»»
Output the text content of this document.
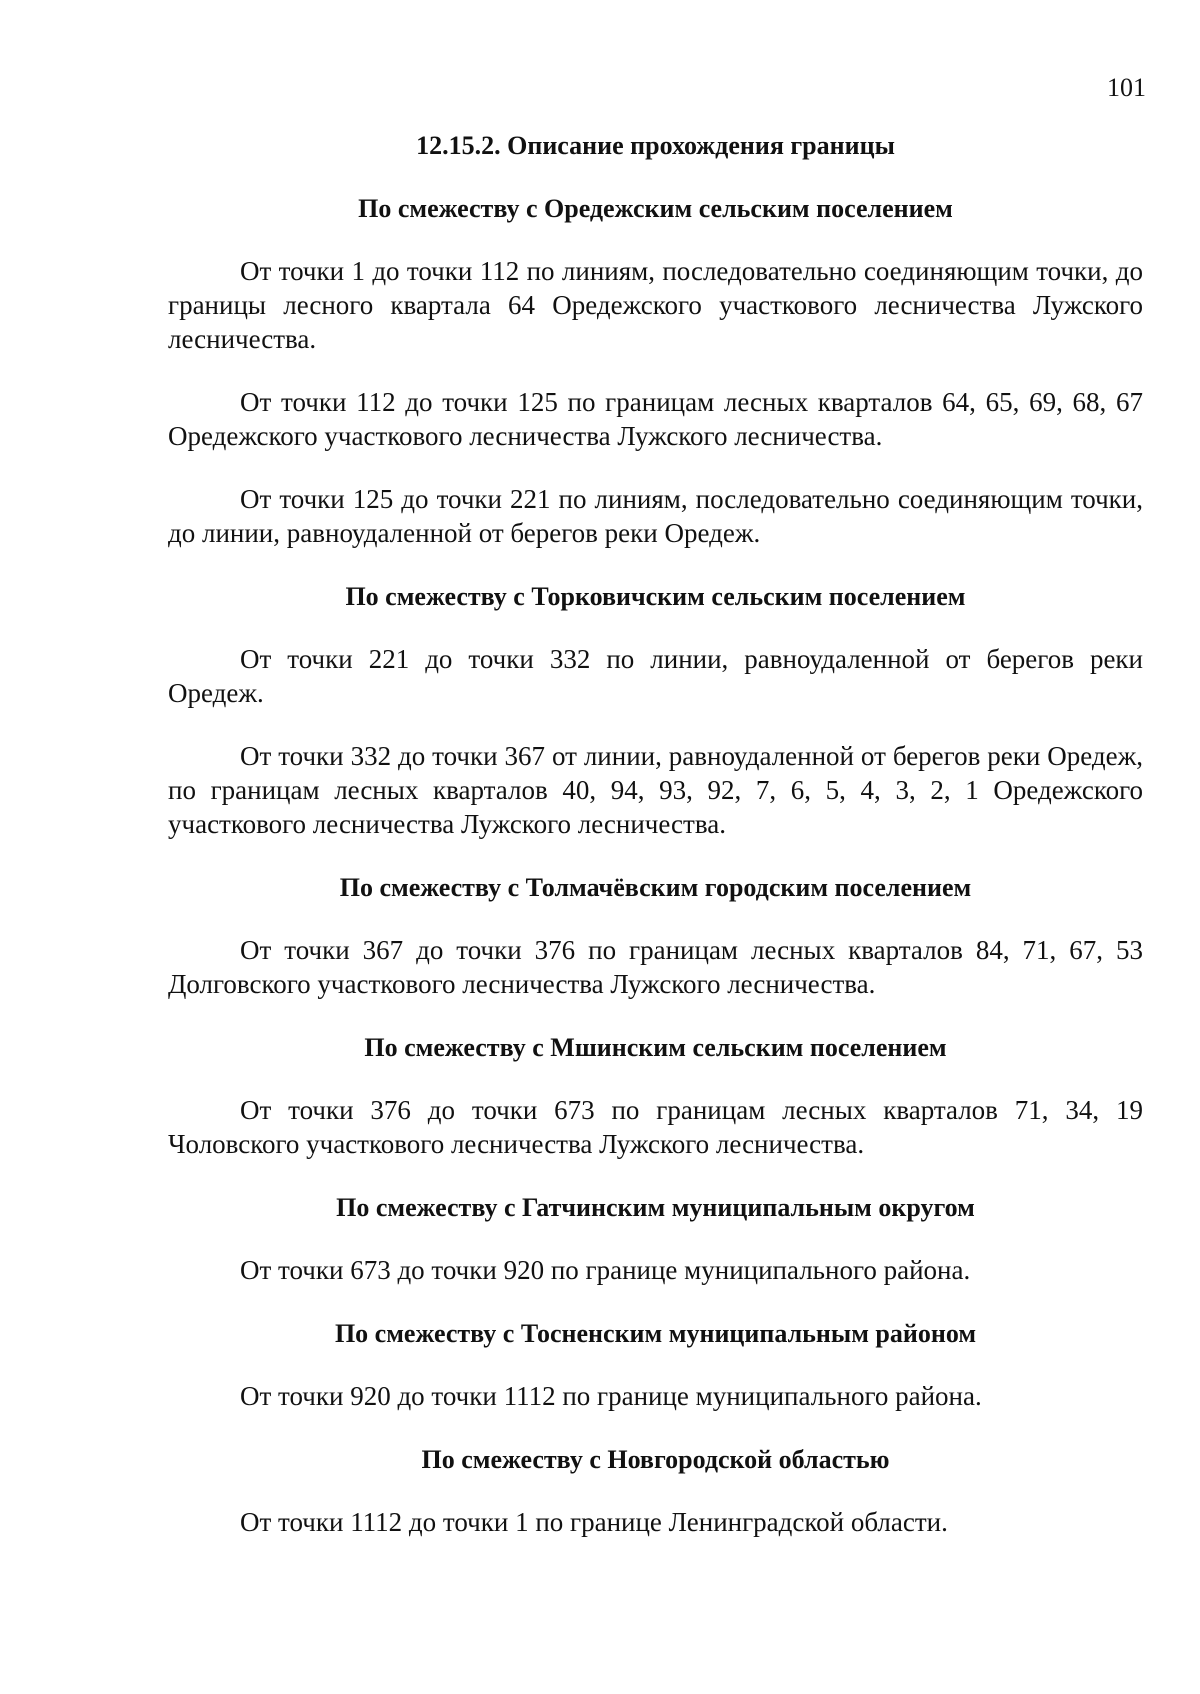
101
12.15.2. Описание прохождения границы
По смежеству с Оредежским сельским поселением

От точки 1 до точки 112 по линиям, последовательно соединяющим точки, до границы лесного квартала 64 Оредежского участкового лесничества Лужского лесничества.

От точки 112 до точки 125 по границам лесных кварталов 64, 65, 69, 68, 67 Оредежского участкового лесничества Лужского лесничества.

От точки 125 до точки 221 по линиям, последовательно соединяющим точки, до линии, равноудаленной от берегов реки Оредеж.

По смежеству с Торковичским сельским поселением

От точки 221 до точки 332 по линии, равноудаленной от берегов реки Оредеж.

От точки 332 до точки 367 от линии, равноудаленной от берегов реки Оредеж, по границам лесных кварталов 40, 94, 93, 92, 7, 6, 5, 4, 3, 2, 1 Оредежского участкового лесничества Лужского лесничества.

По смежеству с Толмачёвским городским поселением

От точки 367 до точки 376 по границам лесных кварталов 84, 71, 67, 53 Долговского участкового лесничества Лужского лесничества.

По смежеству с Мшинским сельским поселением

От точки 376 до точки 673 по границам лесных кварталов 71, 34, 19 Чоловского участкового лесничества Лужского лесничества.

По смежеству с Гатчинским муниципальным округом

От точки 673 до точки 920 по границе муниципального района.

По смежеству с Тосненским муниципальным районом

От точки 920 до точки 1112 по границе муниципального района.

По смежеству с Новгородской областью

От точки 1112 до точки 1 по границе Ленинградской области.
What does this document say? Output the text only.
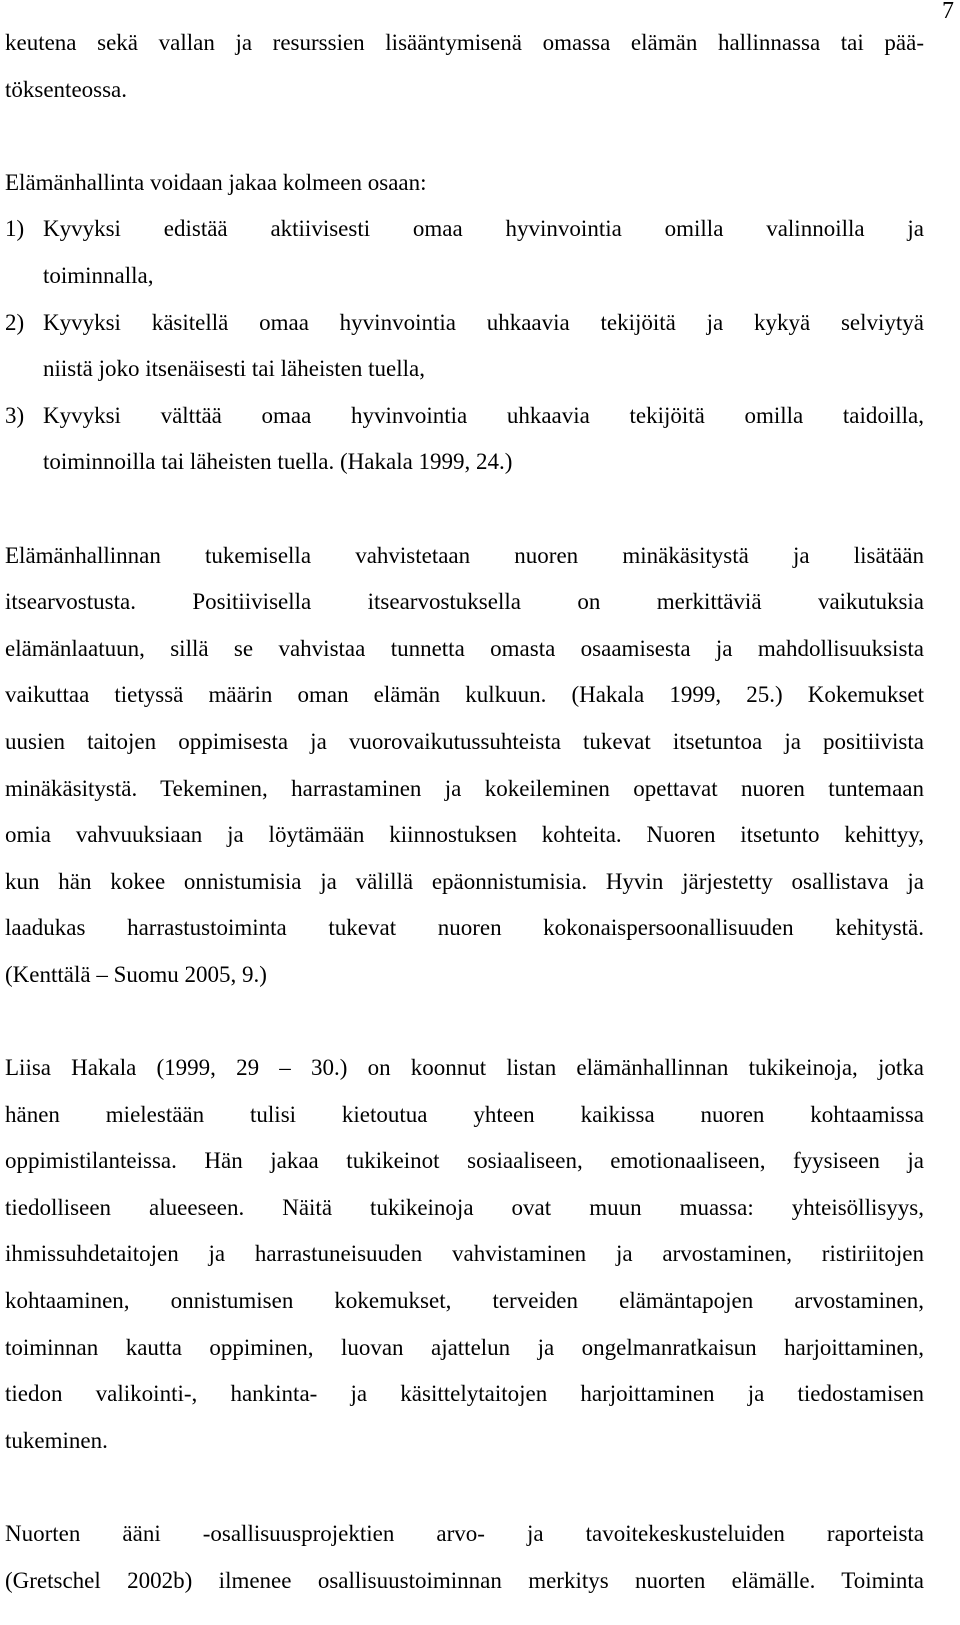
7

keutena sekä vallan ja resurssien lisääntymisenä omassa elämän hallinnassa tai pää-
töksenteossa.

Elämänhallinta voidaan jakaa kolmeen osaan:

1) Kyvyksi edistää aktiivisesti omaa hyvinvointia omilla valinnoilla ja
toiminnalla,
2) Kyvyksi käsitellä omaa hyvinvointia uhkaavia tekijöitä ja kykyä selviytyä
niistä joko itsenäisesti tai läheisten tuella,
3) Kyvyksi välttää omaa hyvinvointia uhkaavia tekijöitä omilla taidoilla,
toiminnoilla tai läheisten tuella. (Hakala 1999, 24.)

Elämänhallinnan tukemisella vahvistetaan nuoren minäkäsitystä ja lisätään
itsearvostusta. Positiivisella itsearvostuksella on merkittäviä vaikutuksia
elämänlaatuun, sillä se vahvistaa tunnetta omasta osaamisesta ja mahdollisuuksista
vaikuttaa tietyssä määrin oman elämän kulkuun. (Hakala 1999, 25.) Kokemukset
uusien taitojen oppimisesta ja vuorovaikutussuhteista tukevat itsetuntoa ja positiivista
minäkäsitystä. Tekeminen, harrastaminen ja kokeileminen opettavat nuoren tuntemaan
omia vahvuuksiaan ja löytämään kiinnostuksen kohteita. Nuoren itsetunto kehittyy,
kun hän kokee onnistumisia ja välillä epäonnistumisia. Hyvin järjestetty osallistava ja
laadukas harrastustoiminta tukevat nuoren kokonaispersoonallisuuden kehitystä.
(Kenttälä – Suomu 2005, 9.)

Liisa Hakala (1999, 29 – 30.) on koonnut listan elämänhallinnan tukikeinoja, jotka
hänen mielestään tulisi kietoutua yhteen kaikissa nuoren kohtaamissa
oppimistilanteissa. Hän jakaa tukikeinot sosiaaliseen, emotionaaliseen, fyysiseen ja
tiedolliseen alueeseen. Näitä tukikeinoja ovat muun muassa: yhteisöllisyys,
ihmissuhdetaitojen ja harrastuneisuuden vahvistaminen ja arvostaminen, ristiriitojen
kohtaaminen, onnistumisen kokemukset, terveiden elämäntapojen arvostaminen,
toiminnan kautta oppiminen, luovan ajattelun ja ongelmanratkaisun harjoittaminen,
tiedon valikointi-, hankinta- ja käsittelytaitojen harjoittaminen ja tiedostamisen
tukeminen.

Nuorten ääni -osallisuusprojektien arvo- ja tavoitekeskusteluiden raporteista
(Gretschel 2002b) ilmenee osallisuustoiminnan merkitys nuorten elämälle. Toiminta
««
* Set exercise *
Copy the data exactly. Any picture it contains is to be omitted.

* Task response *
Output the text content of this document.
101
12.15.2. Описание прохождения границы
По смежеству с Оредежским сельским поселением

От точки 1 до точки 112 по линиям, последовательно соединяющим точки, до границы лесного квартала 64 Оредежского участкового лесничества Лужского лесничества.

От точки 112 до точки 125 по границам лесных кварталов 64, 65, 69, 68, 67 Оредежского участкового лесничества Лужского лесничества.

От точки 125 до точки 221 по линиям, последовательно соединяющим точки, до линии, равноудаленной от берегов реки Оредеж.

По смежеству с Торковичским сельским поселением

От точки 221 до точки 332 по линии, равноудаленной от берегов реки Оредеж.

От точки 332 до точки 367 от линии, равноудаленной от берегов реки Оредеж, по границам лесных кварталов 40, 94, 93, 92, 7, 6, 5, 4, 3, 2, 1 Оредежского участкового лесничества Лужского лесничества.

По смежеству с Толмачёвским городским поселением

От точки 367 до точки 376 по границам лесных кварталов 84, 71, 67, 53 Долговского участкового лесничества Лужского лесничества.

По смежеству с Мшинским сельским поселением

От точки 376 до точки 673 по границам лесных кварталов 71, 34, 19 Чоловского участкового лесничества Лужского лесничества.

По смежеству с Гатчинским муниципальным округом

От точки 673 до точки 920 по границе муниципального района.

По смежеству с Тосненским муниципальным районом

От точки 920 до точки 1112 по границе муниципального района.

По смежеству с Новгородской областью

От точки 1112 до точки 1 по границе Ленинградской области.
What does this document say? Output the text only.
7

keutena sekä vallan ja resurssien lisääntymisenä omassa elämän hallinnassa tai pää-
töksenteossa.

Elämänhallinta voidaan jakaa kolmeen osaan:

1) Kyvyksi edistää aktiivisesti omaa hyvinvointia omilla valinnoilla ja
toiminnalla,
2) Kyvyksi käsitellä omaa hyvinvointia uhkaavia tekijöitä ja kykyä selviytyä
niistä joko itsenäisesti tai läheisten tuella,
3) Kyvyksi välttää omaa hyvinvointia uhkaavia tekijöitä omilla taidoilla,
toiminnoilla tai läheisten tuella. (Hakala 1999, 24.)

Elämänhallinnan tukemisella vahvistetaan nuoren minäkäsitystä ja lisätään
itsearvostusta. Positiivisella itsearvostuksella on merkittäviä vaikutuksia
elämänlaatuun, sillä se vahvistaa tunnetta omasta osaamisesta ja mahdollisuuksista
vaikuttaa tietyssä määrin oman elämän kulkuun. (Hakala 1999, 25.) Kokemukset
uusien taitojen oppimisesta ja vuorovaikutussuhteista tukevat itsetuntoa ja positiivista
minäkäsitystä. Tekeminen, harrastaminen ja kokeileminen opettavat nuoren tuntemaan
omia vahvuuksiaan ja löytämään kiinnostuksen kohteita. Nuoren itsetunto kehittyy,
kun hän kokee onnistumisia ja välillä epäonnistumisia. Hyvin järjestetty osallistava ja
laadukas harrastustoiminta tukevat nuoren kokonaispersoonallisuuden kehitystä.
(Kenttälä – Suomu 2005, 9.)

Liisa Hakala (1999, 29 – 30.) on koonnut listan elämänhallinnan tukikeinoja, jotka
hänen mielestään tulisi kietoutua yhteen kaikissa nuoren kohtaamissa
oppimistilanteissa. Hän jakaa tukikeinot sosiaaliseen, emotionaaliseen, fyysiseen ja
tiedolliseen alueeseen. Näitä tukikeinoja ovat muun muassa: yhteisöllisyys,
ihmissuhdetaitojen ja harrastuneisuuden vahvistaminen ja arvostaminen, ristiriitojen
kohtaaminen, onnistumisen kokemukset, terveiden elämäntapojen arvostaminen,
toiminnan kautta oppiminen, luovan ajattelun ja ongelmanratkaisun harjoittaminen,
tiedon valikointi-, hankinta- ja käsittelytaitojen harjoittaminen ja tiedostamisen
tukeminen.

Nuorten ääni -osallisuusprojektien arvo- ja tavoitekeskusteluiden raporteista
(Gretschel 2002b) ilmenee osallisuustoiminnan merkitys nuorten elämälle. Toiminta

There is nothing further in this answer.